### Data
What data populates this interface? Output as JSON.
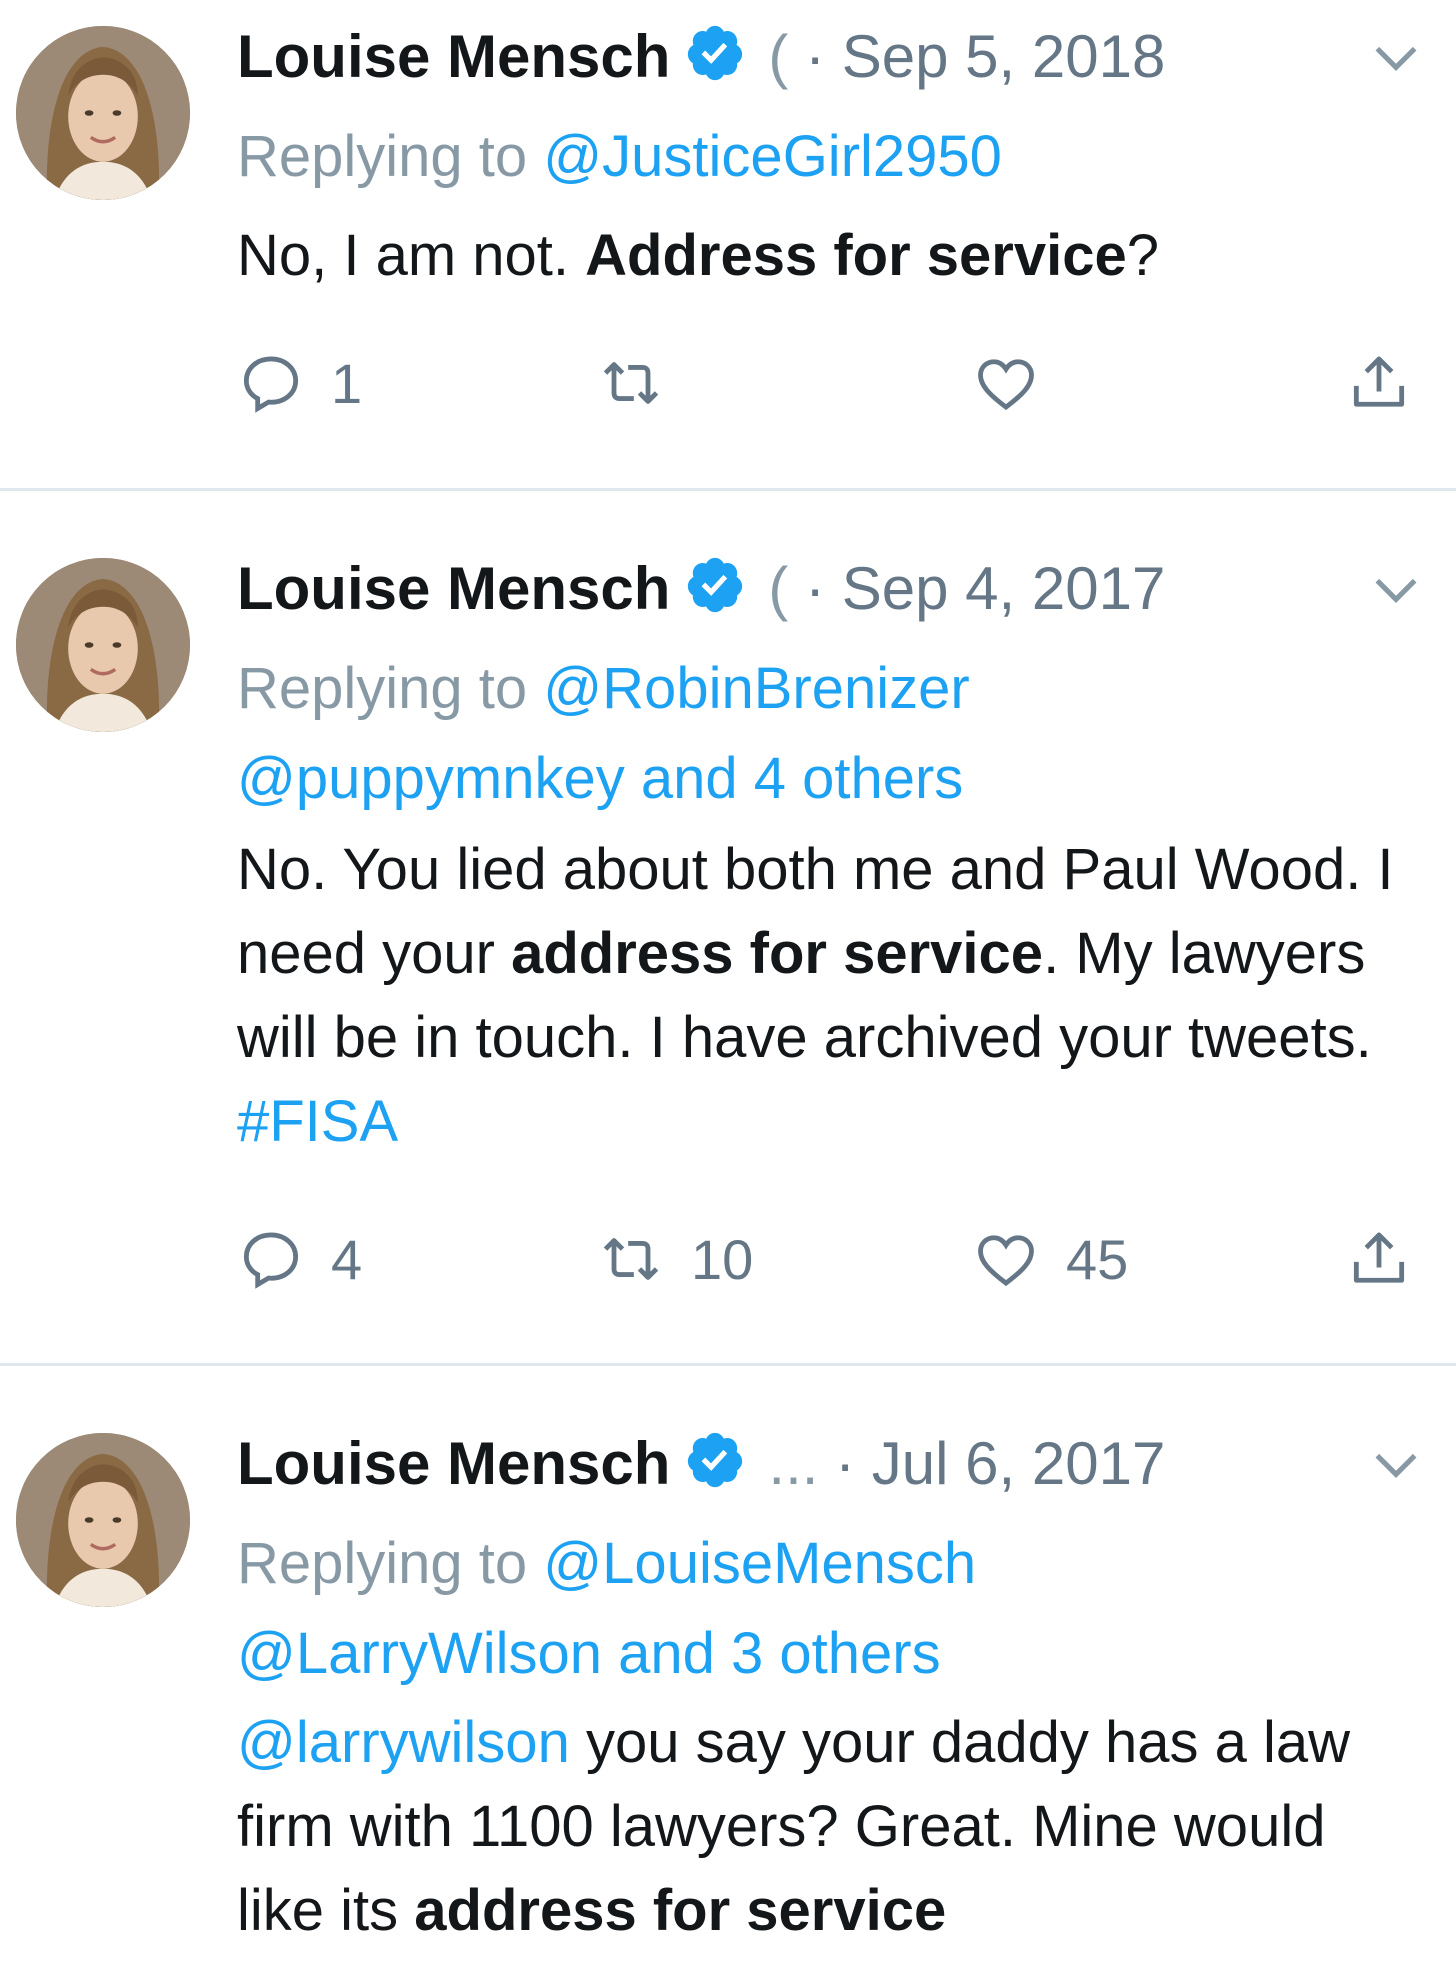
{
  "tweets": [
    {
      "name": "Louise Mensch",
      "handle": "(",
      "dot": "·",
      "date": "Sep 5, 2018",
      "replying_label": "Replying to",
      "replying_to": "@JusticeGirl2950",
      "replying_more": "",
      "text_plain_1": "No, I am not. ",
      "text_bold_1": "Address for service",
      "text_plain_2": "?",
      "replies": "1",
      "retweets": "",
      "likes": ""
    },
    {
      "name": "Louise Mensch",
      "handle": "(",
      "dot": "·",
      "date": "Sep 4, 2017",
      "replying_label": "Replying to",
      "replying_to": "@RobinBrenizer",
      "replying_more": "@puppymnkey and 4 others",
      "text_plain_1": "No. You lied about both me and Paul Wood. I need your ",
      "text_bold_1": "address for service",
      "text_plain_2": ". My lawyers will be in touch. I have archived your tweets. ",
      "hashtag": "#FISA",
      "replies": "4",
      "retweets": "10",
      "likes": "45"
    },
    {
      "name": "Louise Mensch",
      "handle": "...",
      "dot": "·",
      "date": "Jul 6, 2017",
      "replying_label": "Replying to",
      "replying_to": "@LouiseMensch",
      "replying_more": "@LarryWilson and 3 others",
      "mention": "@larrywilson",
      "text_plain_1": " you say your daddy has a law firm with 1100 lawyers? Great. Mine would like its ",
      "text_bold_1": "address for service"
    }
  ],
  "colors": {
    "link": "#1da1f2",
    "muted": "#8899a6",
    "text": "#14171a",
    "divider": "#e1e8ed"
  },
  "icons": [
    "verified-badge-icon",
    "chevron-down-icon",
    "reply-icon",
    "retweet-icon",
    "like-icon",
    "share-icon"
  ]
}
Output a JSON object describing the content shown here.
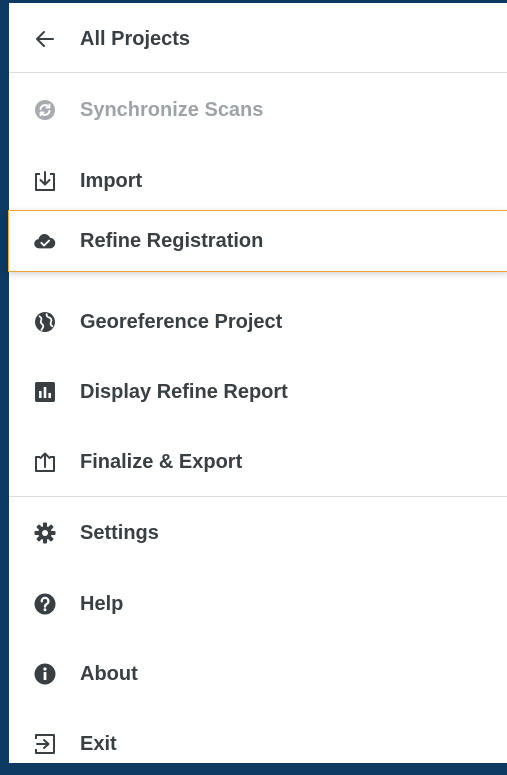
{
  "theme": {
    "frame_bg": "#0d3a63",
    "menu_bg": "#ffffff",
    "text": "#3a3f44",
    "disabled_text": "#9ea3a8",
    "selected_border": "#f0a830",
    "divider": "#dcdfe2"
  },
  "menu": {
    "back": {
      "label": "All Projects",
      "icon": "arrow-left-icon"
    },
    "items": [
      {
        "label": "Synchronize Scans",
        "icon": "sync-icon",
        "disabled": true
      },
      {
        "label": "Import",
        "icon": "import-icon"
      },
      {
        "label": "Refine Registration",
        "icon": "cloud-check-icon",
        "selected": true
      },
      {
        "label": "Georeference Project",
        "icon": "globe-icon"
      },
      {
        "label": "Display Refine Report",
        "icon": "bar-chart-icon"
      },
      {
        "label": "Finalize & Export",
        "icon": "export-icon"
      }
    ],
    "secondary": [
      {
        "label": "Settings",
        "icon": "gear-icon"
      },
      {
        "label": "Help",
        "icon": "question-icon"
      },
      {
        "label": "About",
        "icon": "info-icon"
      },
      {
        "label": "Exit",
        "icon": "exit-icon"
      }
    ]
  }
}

### Aim
List all lines holding the string "Refine".

### Exercise result
        "label": "Refine Registration",
        "label": "Display Refine Report",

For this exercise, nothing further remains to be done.